OBJECTIVE
The entries need to be copied exactly.

┌──

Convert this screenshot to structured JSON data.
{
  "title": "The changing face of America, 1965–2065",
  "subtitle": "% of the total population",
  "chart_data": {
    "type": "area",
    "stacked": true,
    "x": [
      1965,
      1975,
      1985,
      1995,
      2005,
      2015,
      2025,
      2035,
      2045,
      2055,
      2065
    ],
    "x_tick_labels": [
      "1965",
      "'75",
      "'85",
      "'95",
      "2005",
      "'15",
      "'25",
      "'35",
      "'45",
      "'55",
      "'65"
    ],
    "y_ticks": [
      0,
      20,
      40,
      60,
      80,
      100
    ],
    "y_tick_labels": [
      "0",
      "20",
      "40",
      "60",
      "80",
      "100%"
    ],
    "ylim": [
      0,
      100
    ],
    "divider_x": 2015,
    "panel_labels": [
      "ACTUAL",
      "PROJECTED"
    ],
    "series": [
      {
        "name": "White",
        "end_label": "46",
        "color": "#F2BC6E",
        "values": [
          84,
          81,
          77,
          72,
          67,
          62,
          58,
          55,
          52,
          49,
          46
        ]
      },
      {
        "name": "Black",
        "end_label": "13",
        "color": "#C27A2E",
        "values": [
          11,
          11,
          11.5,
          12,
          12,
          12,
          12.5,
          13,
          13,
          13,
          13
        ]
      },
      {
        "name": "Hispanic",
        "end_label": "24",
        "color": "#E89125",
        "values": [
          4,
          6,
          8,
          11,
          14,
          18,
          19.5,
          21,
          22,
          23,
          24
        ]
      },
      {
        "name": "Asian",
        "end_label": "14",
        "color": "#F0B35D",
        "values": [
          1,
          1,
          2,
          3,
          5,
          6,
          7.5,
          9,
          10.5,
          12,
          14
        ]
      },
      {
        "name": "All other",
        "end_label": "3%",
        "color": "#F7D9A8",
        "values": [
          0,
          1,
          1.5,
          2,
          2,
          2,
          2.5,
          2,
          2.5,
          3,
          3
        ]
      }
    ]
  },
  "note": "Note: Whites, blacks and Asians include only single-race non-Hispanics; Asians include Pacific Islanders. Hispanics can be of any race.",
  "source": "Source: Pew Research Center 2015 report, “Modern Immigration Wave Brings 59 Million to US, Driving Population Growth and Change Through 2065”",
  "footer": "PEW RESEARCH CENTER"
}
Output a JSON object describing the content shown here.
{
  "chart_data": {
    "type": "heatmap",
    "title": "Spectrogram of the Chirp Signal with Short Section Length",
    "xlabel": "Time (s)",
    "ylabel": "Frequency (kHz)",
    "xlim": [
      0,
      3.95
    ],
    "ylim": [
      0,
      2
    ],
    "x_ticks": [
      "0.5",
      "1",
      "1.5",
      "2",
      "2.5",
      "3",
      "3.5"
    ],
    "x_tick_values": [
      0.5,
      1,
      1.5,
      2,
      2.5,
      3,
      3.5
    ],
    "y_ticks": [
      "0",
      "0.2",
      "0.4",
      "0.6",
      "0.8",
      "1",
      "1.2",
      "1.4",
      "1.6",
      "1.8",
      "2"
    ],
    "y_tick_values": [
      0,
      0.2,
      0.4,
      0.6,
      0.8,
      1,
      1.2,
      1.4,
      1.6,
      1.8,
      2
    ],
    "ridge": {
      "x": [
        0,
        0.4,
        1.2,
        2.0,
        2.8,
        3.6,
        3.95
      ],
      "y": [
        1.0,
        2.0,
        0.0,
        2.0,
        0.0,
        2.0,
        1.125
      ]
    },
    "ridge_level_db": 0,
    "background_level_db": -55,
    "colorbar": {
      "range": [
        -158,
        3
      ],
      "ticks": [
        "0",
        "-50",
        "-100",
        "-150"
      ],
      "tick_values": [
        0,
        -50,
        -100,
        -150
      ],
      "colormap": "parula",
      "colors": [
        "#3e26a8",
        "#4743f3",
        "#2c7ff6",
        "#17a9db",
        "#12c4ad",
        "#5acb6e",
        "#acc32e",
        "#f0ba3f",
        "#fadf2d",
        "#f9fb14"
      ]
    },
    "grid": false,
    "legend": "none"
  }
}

└──

RESULT OF THIS EXERCISE
Convert this screenshot to structured JSON data.
{
  "title": "The changing face of America, 1965–2065",
  "subtitle": "% of the total population",
  "chart_data": {
    "type": "area",
    "stacked": true,
    "x": [
      1965,
      1975,
      1985,
      1995,
      2005,
      2015,
      2025,
      2035,
      2045,
      2055,
      2065
    ],
    "x_tick_labels": [
      "1965",
      "'75",
      "'85",
      "'95",
      "2005",
      "'15",
      "'25",
      "'35",
      "'45",
      "'55",
      "'65"
    ],
    "y_ticks": [
      0,
      20,
      40,
      60,
      80,
      100
    ],
    "y_tick_labels": [
      "0",
      "20",
      "40",
      "60",
      "80",
      "100%"
    ],
    "ylim": [
      0,
      100
    ],
    "divider_x": 2015,
    "panel_labels": [
      "ACTUAL",
      "PROJECTED"
    ],
    "series": [
      {
        "name": "White",
        "end_label": "46",
        "color": "#F2BC6E",
        "values": [
          84,
          81,
          77,
          72,
          67,
          62,
          58,
          55,
          52,
          49,
          46
        ]
      },
      {
        "name": "Black",
        "end_label": "13",
        "color": "#C27A2E",
        "values": [
          11,
          11,
          11.5,
          12,
          12,
          12,
          12.5,
          13,
          13,
          13,
          13
        ]
      },
      {
        "name": "Hispanic",
        "end_label": "24",
        "color": "#E89125",
        "values": [
          4,
          6,
          8,
          11,
          14,
          18,
          19.5,
          21,
          22,
          23,
          24
        ]
      },
      {
        "name": "Asian",
        "end_label": "14",
        "color": "#F0B35D",
        "values": [
          1,
          1,
          2,
          3,
          5,
          6,
          7.5,
          9,
          10.5,
          12,
          14
        ]
      },
      {
        "name": "All other",
        "end_label": "3%",
        "color": "#F7D9A8",
        "values": [
          0,
          1,
          1.5,
          2,
          2,
          2,
          2.5,
          2,
          2.5,
          3,
          3
        ]
      }
    ]
  },
  "note": "Note: Whites, blacks and Asians include only single-race non-Hispanics; Asians include Pacific Islanders. Hispanics can be of any race.",
  "source": "Source: Pew Research Center 2015 report, “Modern Immigration Wave Brings 59 Million to US, Driving Population Growth and Change Through 2065”",
  "footer": "PEW RESEARCH CENTER"
}
Output a JSON object describing the content shown here.
{
  "chart_data": {
    "type": "heatmap",
    "title": "Spectrogram of the Chirp Signal with Short Section Length",
    "xlabel": "Time (s)",
    "ylabel": "Frequency (kHz)",
    "xlim": [
      0,
      3.95
    ],
    "ylim": [
      0,
      2
    ],
    "x_ticks": [
      "0.5",
      "1",
      "1.5",
      "2",
      "2.5",
      "3",
      "3.5"
    ],
    "x_tick_values": [
      0.5,
      1,
      1.5,
      2,
      2.5,
      3,
      3.5
    ],
    "y_ticks": [
      "0",
      "0.2",
      "0.4",
      "0.6",
      "0.8",
      "1",
      "1.2",
      "1.4",
      "1.6",
      "1.8",
      "2"
    ],
    "y_tick_values": [
      0,
      0.2,
      0.4,
      0.6,
      0.8,
      1,
      1.2,
      1.4,
      1.6,
      1.8,
      2
    ],
    "ridge": {
      "x": [
        0,
        0.4,
        1.2,
        2.0,
        2.8,
        3.6,
        3.95
      ],
      "y": [
        1.0,
        2.0,
        0.0,
        2.0,
        0.0,
        2.0,
        1.125
      ]
    },
    "ridge_level_db": 0,
    "background_level_db": -55,
    "colorbar": {
      "range": [
        -158,
        3
      ],
      "ticks": [
        "0",
        "-50",
        "-100",
        "-150"
      ],
      "tick_values": [
        0,
        -50,
        -100,
        -150
      ],
      "colormap": "parula",
      "colors": [
        "#3e26a8",
        "#4743f3",
        "#2c7ff6",
        "#17a9db",
        "#12c4ad",
        "#5acb6e",
        "#acc32e",
        "#f0ba3f",
        "#fadf2d",
        "#f9fb14"
      ]
    },
    "grid": false,
    "legend": "none"
  }
}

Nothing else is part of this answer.